**Requirements**
Write out the records from the line that contains "table-row: 其中 1.五保户补助" through the line that contains "cell-seq: 79 [390, 426, 431, 476]", with both of those lines included.

**Available records**
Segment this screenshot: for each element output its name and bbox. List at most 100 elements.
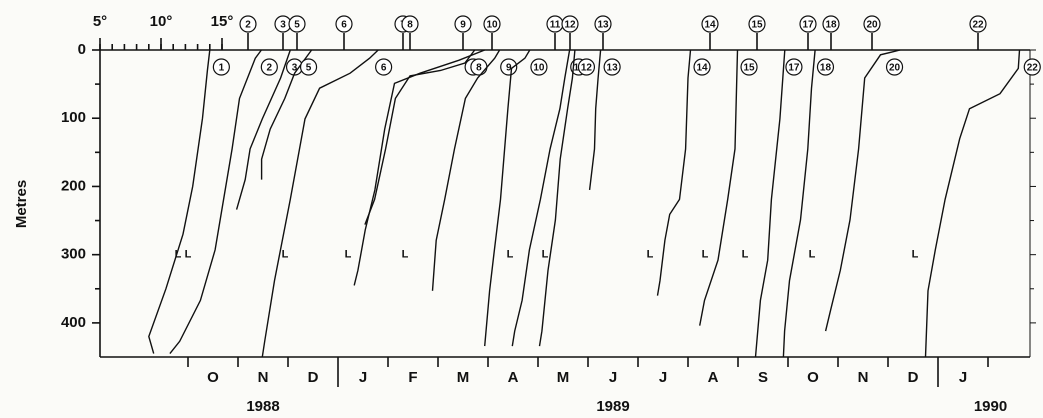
l-mark: L	[345, 249, 352, 261]
profile-line	[364, 49, 476, 225]
surface-label-circle	[816, 58, 835, 76]
year-label: 1990	[974, 398, 1007, 415]
surface-label-circle	[577, 58, 596, 76]
surface-label: 1	[219, 63, 225, 74]
month-label: J	[659, 369, 667, 386]
t-tick-label: 10°	[150, 13, 173, 30]
date-marker-label: 15	[751, 20, 763, 31]
surface-label: 12	[581, 63, 593, 74]
month-label: O	[807, 369, 819, 386]
month-label: J	[609, 369, 617, 386]
surface-label-circle	[740, 58, 758, 76]
profile-line	[353, 49, 485, 286]
l-mark: L	[402, 249, 409, 261]
month-label: N	[858, 369, 869, 386]
surface-label-circle	[500, 58, 518, 76]
date-marker-circle	[822, 15, 840, 33]
month-label: M	[557, 369, 570, 386]
month-label: F	[408, 369, 417, 386]
date-marker-label: 18	[825, 20, 837, 31]
date-marker-label: 14	[704, 20, 716, 31]
date-marker-circle	[454, 15, 472, 33]
profile-line	[260, 49, 313, 180]
profile-line	[261, 49, 379, 358]
y-tick-label: 400	[61, 314, 86, 331]
y-tick-label: 300	[61, 246, 86, 263]
profile-line	[699, 49, 739, 326]
date-marker-circle	[701, 15, 719, 33]
date-marker-circle	[594, 15, 612, 33]
t-tick-label: 15°	[211, 13, 234, 30]
surface-label-circle	[260, 58, 278, 76]
date-marker-label: 3	[280, 20, 286, 31]
month-label: D	[908, 369, 919, 386]
date-marker-label: 8	[407, 20, 413, 31]
date-marker-circle	[561, 15, 579, 33]
year-label: 1989	[596, 398, 629, 415]
month-label: N	[258, 369, 269, 386]
surface-label: 13	[607, 63, 619, 74]
year-label: 1988	[246, 398, 279, 415]
surface-label: 3	[292, 63, 298, 74]
profile-line	[754, 49, 786, 358]
surface-label-circle	[693, 58, 711, 76]
date-marker-circle	[748, 15, 766, 33]
surface-label-circle	[785, 58, 803, 76]
month-label: J	[359, 369, 367, 386]
surface-label-circle	[885, 58, 904, 76]
y-tick-label: 200	[61, 177, 86, 194]
l-mark: L	[507, 249, 514, 261]
profile-line	[484, 49, 531, 347]
date-marker-label: 13	[597, 20, 609, 31]
y-tick-label: 100	[61, 109, 86, 126]
surface-label: 14	[696, 63, 708, 74]
profile-line	[538, 49, 576, 347]
l-mark: L	[647, 249, 654, 261]
month-label: O	[207, 369, 219, 386]
l-mark: L	[282, 249, 289, 261]
surface-label-circle	[375, 58, 393, 76]
date-marker-circle	[799, 15, 817, 33]
date-marker-label: 6	[341, 20, 347, 31]
surface-label-circle	[212, 58, 230, 76]
surface-label: 9	[506, 63, 512, 74]
surface-label: 15	[743, 63, 755, 74]
surface-label: 5	[306, 63, 312, 74]
profile-line	[235, 49, 291, 210]
month-label: M	[457, 369, 470, 386]
l-mark: L	[185, 249, 192, 261]
l-mark: L	[912, 249, 919, 261]
date-marker-circle	[401, 15, 419, 33]
l-mark: L	[809, 249, 816, 261]
surface-label: 17	[788, 63, 800, 74]
t-tick-label: 5°	[93, 13, 107, 30]
surface-label: 20	[889, 63, 901, 74]
date-marker-circle	[863, 15, 881, 33]
profile-line	[148, 49, 211, 354]
l-mark: L	[742, 249, 749, 261]
month-label: A	[508, 369, 519, 386]
surface-label: 2	[267, 63, 273, 74]
surface-label: 22	[1027, 63, 1039, 74]
profile-line	[169, 49, 262, 355]
l-mark: L	[542, 249, 549, 261]
l-mark: L	[702, 249, 709, 261]
month-label: A	[708, 369, 719, 386]
date-marker-circle	[239, 15, 257, 33]
date-marker-circle	[335, 15, 353, 33]
date-marker-label: 5	[294, 20, 300, 31]
date-marker-label: 12	[564, 20, 576, 31]
date-marker-label: 9	[460, 20, 466, 31]
date-marker-label: 20	[866, 20, 878, 31]
profile-line	[511, 49, 571, 347]
y-tick-label: 0	[78, 41, 86, 58]
profile-line	[782, 49, 816, 358]
month-label: J	[959, 369, 967, 386]
date-marker-label: 11	[550, 20, 561, 31]
profile-line	[431, 49, 501, 291]
date-marker-circle	[483, 15, 501, 33]
date-marker-circle	[969, 15, 987, 33]
surface-label: 10	[533, 63, 545, 74]
date-marker-circle	[288, 15, 306, 33]
surface-label: 6	[381, 63, 387, 74]
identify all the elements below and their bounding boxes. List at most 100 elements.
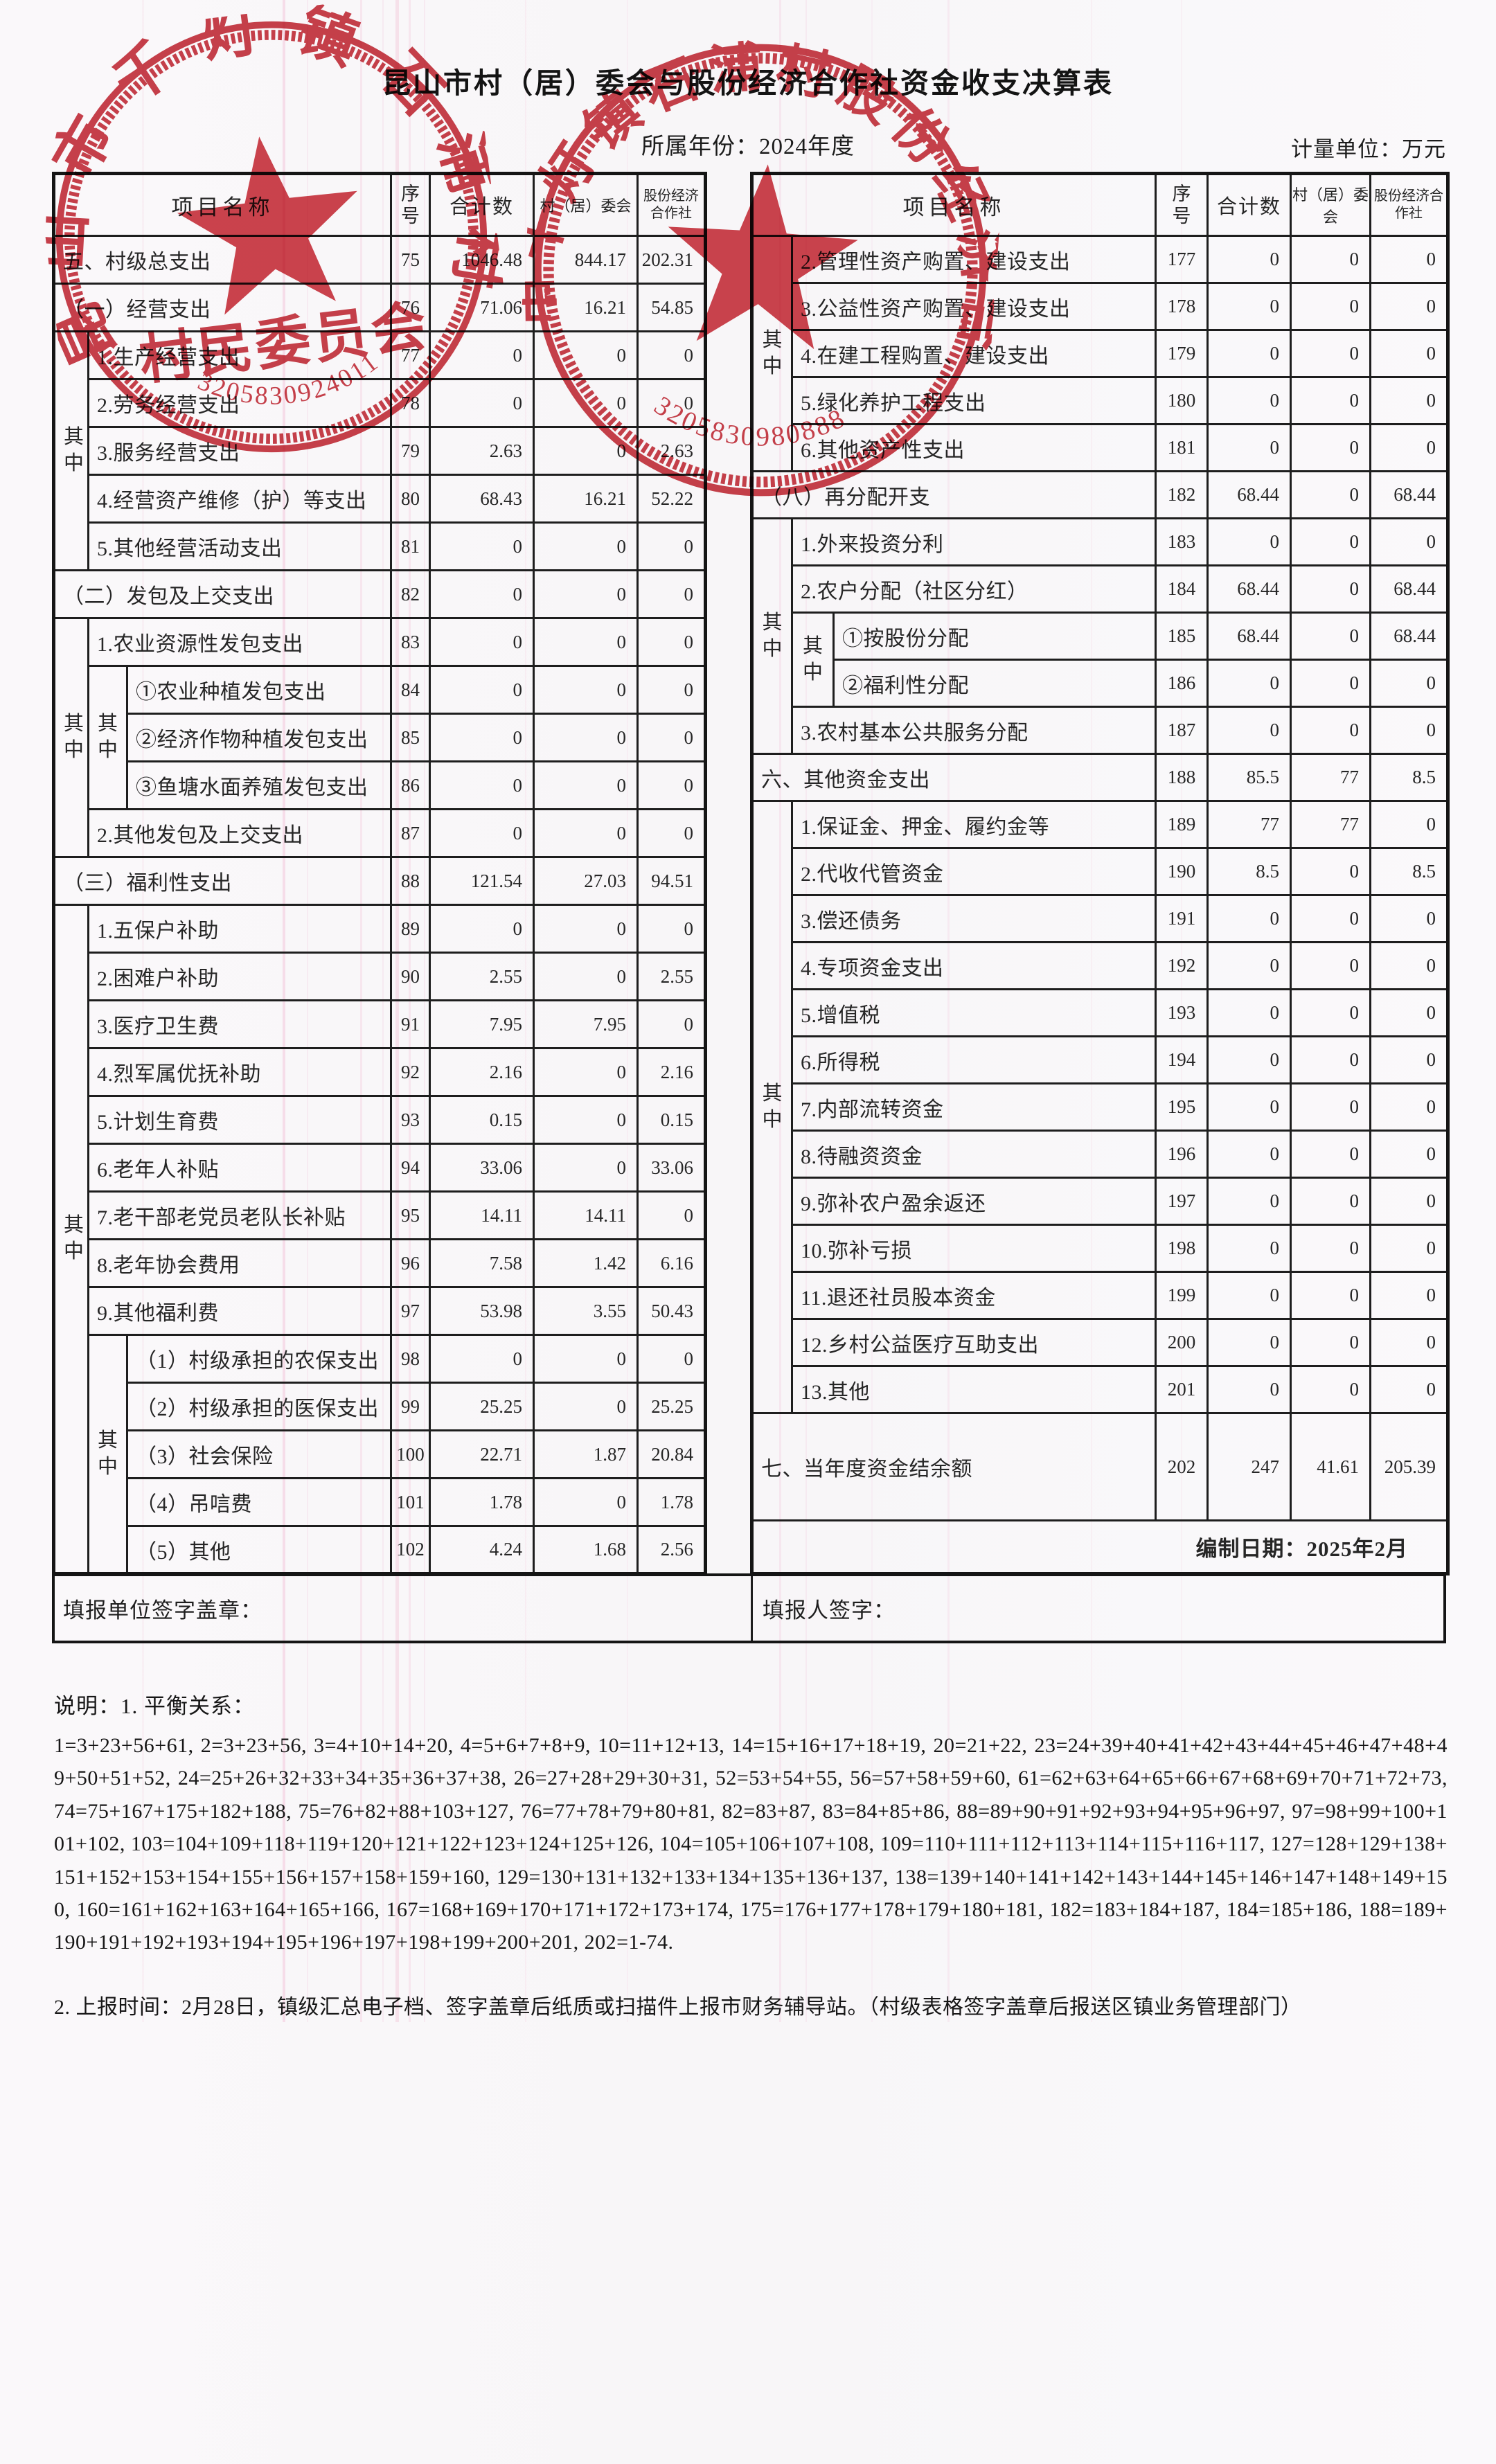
table-row: 其中 1.五保户补助 89 0 0 0 [53, 904, 707, 1575]
expenditure-table-left: 项目名称 序号 合计数 村（居）委会 股份经济合作社 五、村级总支出751046… [52, 172, 708, 1575]
cell-total: 7.58 [429, 1238, 535, 1288]
col-header-coop: 股份经济合作社 [1369, 172, 1450, 237]
cell-seq: 100 [390, 1429, 431, 1479]
cell-total: 0 [429, 378, 535, 428]
cell-seq: 102 [390, 1525, 431, 1575]
cell-seq: 98 [390, 1334, 431, 1384]
stamp-village-committee: 昆山市千灯镇石浦村 村民委员会 3205830924011 [21, 0, 522, 453]
item-name: 1.外来投资分利 [790, 517, 1157, 566]
sign-person-label: 填报人签字： [763, 1598, 896, 1623]
col-header-committee: 村（居）委会 [1290, 172, 1372, 237]
item-name: （一）经营支出 [52, 283, 393, 332]
cell-seq: 95 [390, 1190, 431, 1240]
table-row: （二）发包及上交支出 82 0 0 0 [52, 569, 707, 619]
stamp-ring-rope [64, 30, 479, 444]
item-name: 六、其他资金支出 [750, 753, 1157, 802]
cell-committee: 0 [1290, 470, 1372, 519]
table-row: 7.老干部老党员老队长补贴 95 14.11 14.11 0 [54, 1190, 707, 1240]
group-label-qizhong: 其中 [791, 611, 835, 708]
cell-committee: 0 [533, 808, 639, 858]
cell-seq: 183 [1155, 517, 1209, 566]
cell-total: 33.06 [429, 1143, 535, 1193]
table-header-row: 项目名称 序号 合计数 村（居）委会 股份经济合作社 [750, 172, 1450, 237]
cell-total: 0 [1206, 659, 1292, 708]
cell-coop: 1.78 [636, 1477, 707, 1527]
table-row: 11.退还社员股本资金 199 0 0 0 [752, 1271, 1450, 1320]
cell-total: 0 [429, 760, 535, 810]
cell-total: 0 [429, 521, 535, 571]
table-row: 12.乡村公益医疗互助支出 200 0 0 0 [752, 1318, 1450, 1367]
table-row: 编制日期：2025年2月 [750, 1519, 1450, 1575]
fiscal-year-label: 所属年份：2024年度 [641, 134, 855, 159]
cell-seq: 177 [1155, 235, 1209, 284]
item-name: ①按股份分配 [832, 611, 1157, 661]
stamp-ring-rope [543, 53, 978, 488]
group-label-qizhong: 其中 [87, 1334, 128, 1575]
item-name: 2.困难户补助 [87, 952, 393, 1001]
cell-coop: 0 [1369, 376, 1450, 425]
cell-coop: 0 [1369, 1082, 1450, 1132]
cell-coop: 50.43 [636, 1286, 707, 1336]
table-row: （八）再分配开支 182 68.44 0 68.44 [750, 470, 1450, 519]
cell-coop: 2.55 [636, 952, 707, 1001]
cell-seq: 89 [390, 904, 431, 954]
cell-coop: 0 [636, 999, 707, 1049]
cell-committee: 0 [1290, 1224, 1372, 1273]
cell-seq: 99 [390, 1382, 431, 1431]
cell-seq: 97 [390, 1286, 431, 1336]
col-header-name: 项目名称 [750, 172, 1157, 237]
cell-total: 0 [1206, 517, 1292, 566]
item-name: ②福利性分配 [832, 659, 1157, 708]
cell-seq: 198 [1155, 1224, 1209, 1273]
cell-total: 4.24 [429, 1525, 535, 1575]
cell-seq: 79 [390, 426, 431, 476]
cell-coop: 68.44 [1369, 470, 1450, 519]
item-name: 3.医疗卫生费 [87, 999, 393, 1049]
cell-total: 22.71 [429, 1429, 535, 1479]
cell-seq: 92 [390, 1047, 431, 1097]
cell-committee: 41.61 [1290, 1412, 1372, 1521]
cell-seq: 88 [390, 856, 431, 906]
table-row: 2.代收代管资金 190 8.5 0 8.5 [752, 847, 1450, 896]
cell-total: 14.11 [429, 1190, 535, 1240]
table-row: （5）其他 102 4.24 1.68 2.56 [54, 1525, 707, 1575]
notes-heading: 说明：1. 平衡关系： [54, 1694, 255, 1718]
cell-seq: 194 [1155, 1035, 1209, 1084]
cell-total: 25.25 [429, 1382, 535, 1431]
item-name: 五、村级总支出 [52, 235, 393, 285]
cell-seq: 193 [1155, 988, 1209, 1037]
cell-seq: 179 [1155, 329, 1209, 378]
table-row: 其中 ①农业种植发包支出 84 0 0 0 [54, 665, 707, 810]
cell-coop: 0 [636, 569, 707, 619]
cell-total: 1.78 [429, 1477, 535, 1527]
cell-coop: 0 [1369, 706, 1450, 755]
cell-total: 0 [429, 665, 535, 715]
item-name: 7.内部流转资金 [790, 1082, 1157, 1132]
item-name: （二）发包及上交支出 [52, 569, 393, 619]
cell-committee: 0 [1290, 941, 1372, 990]
cell-committee: 0 [533, 760, 639, 810]
cell-coop: 0 [1369, 517, 1450, 566]
cell-seq: 80 [390, 474, 431, 524]
table-row: 6.所得税 194 0 0 0 [752, 1035, 1450, 1084]
table-row: 3.偿还债务 191 0 0 0 [752, 894, 1450, 943]
cell-seq: 190 [1155, 847, 1209, 896]
table-row: 其中 2.管理性资产购置、建设支出 177 0 0 0 [751, 235, 1450, 472]
item-name: 11.退还社员股本资金 [790, 1271, 1157, 1320]
item-name: 七、当年度资金结余额 [750, 1412, 1157, 1521]
cell-total: 0 [1206, 282, 1292, 331]
cell-committee: 0 [1290, 988, 1372, 1037]
cell-coop: 54.85 [636, 283, 707, 332]
cell-seq: 96 [390, 1238, 431, 1288]
cell-total: 0 [429, 617, 535, 667]
cell-seq: 201 [1155, 1365, 1209, 1414]
item-name: 1.保证金、押金、履约金等 [790, 800, 1157, 849]
cell-coop: 0 [636, 330, 707, 380]
cell-committee: 0 [1290, 1130, 1372, 1179]
cell-seq: 202 [1155, 1412, 1209, 1521]
table-row: （三）福利性支出 88 121.54 27.03 94.51 [52, 856, 707, 906]
group-label-qizhong: 其中 [87, 665, 128, 810]
cell-total: 85.5 [1206, 753, 1292, 802]
cell-committee: 0 [533, 569, 639, 619]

**Answer for this exercise**
table-row: 其中 1.五保户补助 89 0 0 0 [53, 904, 707, 1575]
expenditure-table-left: 项目名称 序号 合计数 村（居）委会 股份经济合作社 五、村级总支出751046… [52, 172, 708, 1575]
cell-total: 7.58 [429, 1238, 535, 1288]
col-header-coop: 股份经济合作社 [1369, 172, 1450, 237]
cell-seq: 100 [390, 1429, 431, 1479]
cell-total: 0 [429, 378, 535, 428]
cell-seq: 102 [390, 1525, 431, 1575]
cell-seq: 98 [390, 1334, 431, 1384]
stamp-village-committee: 昆山市千灯镇石浦村 村民委员会 3205830924011 [21, 0, 522, 453]
item-name: 1.外来投资分利 [790, 517, 1157, 566]
sign-person-label: 填报人签字： [763, 1598, 896, 1623]
col-header-committee: 村（居）委会 [1290, 172, 1372, 237]
item-name: （一）经营支出 [52, 283, 393, 332]
cell-seq: 95 [390, 1190, 431, 1240]
table-row: （二）发包及上交支出 82 0 0 0 [52, 569, 707, 619]
stamp-ring-rope [64, 30, 479, 444]
item-name: 六、其他资金支出 [750, 753, 1157, 802]
cell-committee: 0 [1290, 470, 1372, 519]
table-row: 7.老干部老党员老队长补贴 95 14.11 14.11 0 [54, 1190, 707, 1240]
group-label-qizhong: 其中 [791, 611, 835, 708]
cell-committee: 0 [533, 808, 639, 858]
cell-seq: 183 [1155, 517, 1209, 566]
cell-total: 33.06 [429, 1143, 535, 1193]
table-header-row: 项目名称 序号 合计数 村（居）委会 股份经济合作社 [750, 172, 1450, 237]
cell-total: 0 [1206, 659, 1292, 708]
cell-coop: 1.78 [636, 1477, 707, 1527]
table-row: 11.退还社员股本资金 199 0 0 0 [752, 1271, 1450, 1320]
cell-total: 0 [429, 760, 535, 810]
cell-total: 0 [429, 521, 535, 571]
table-row: 12.乡村公益医疗互助支出 200 0 0 0 [752, 1318, 1450, 1367]
table-row: 编制日期：2025年2月 [750, 1519, 1450, 1575]
fiscal-year-label: 所属年份：2024年度 [641, 134, 855, 159]
cell-seq: 177 [1155, 235, 1209, 284]
item-name: ①按股份分配 [832, 611, 1157, 661]
stamp-ring-rope [543, 53, 978, 488]
group-label-qizhong: 其中 [87, 1334, 128, 1575]
item-name: 2.困难户补助 [87, 952, 393, 1001]
cell-coop: 0 [1369, 376, 1450, 425]
cell-coop: 0 [1369, 1082, 1450, 1132]
cell-coop: 50.43 [636, 1286, 707, 1336]
table-row: （八）再分配开支 182 68.44 0 68.44 [750, 470, 1450, 519]
cell-coop: 2.55 [636, 952, 707, 1001]
cell-seq: 89 [390, 904, 431, 954]
cell-coop: 0 [636, 999, 707, 1049]
cell-committee: 0 [1290, 1224, 1372, 1273]
cell-seq: 99 [390, 1382, 431, 1431]
cell-seq: 97 [390, 1286, 431, 1336]
col-header-name: 项目名称 [750, 172, 1157, 237]
cell-total: 0 [1206, 517, 1292, 566]
item-name: ②福利性分配 [832, 659, 1157, 708]
cell-seq: 198 [1155, 1224, 1209, 1273]
cell-total: 4.24 [429, 1525, 535, 1575]
cell-seq: 79 [390, 426, 431, 476]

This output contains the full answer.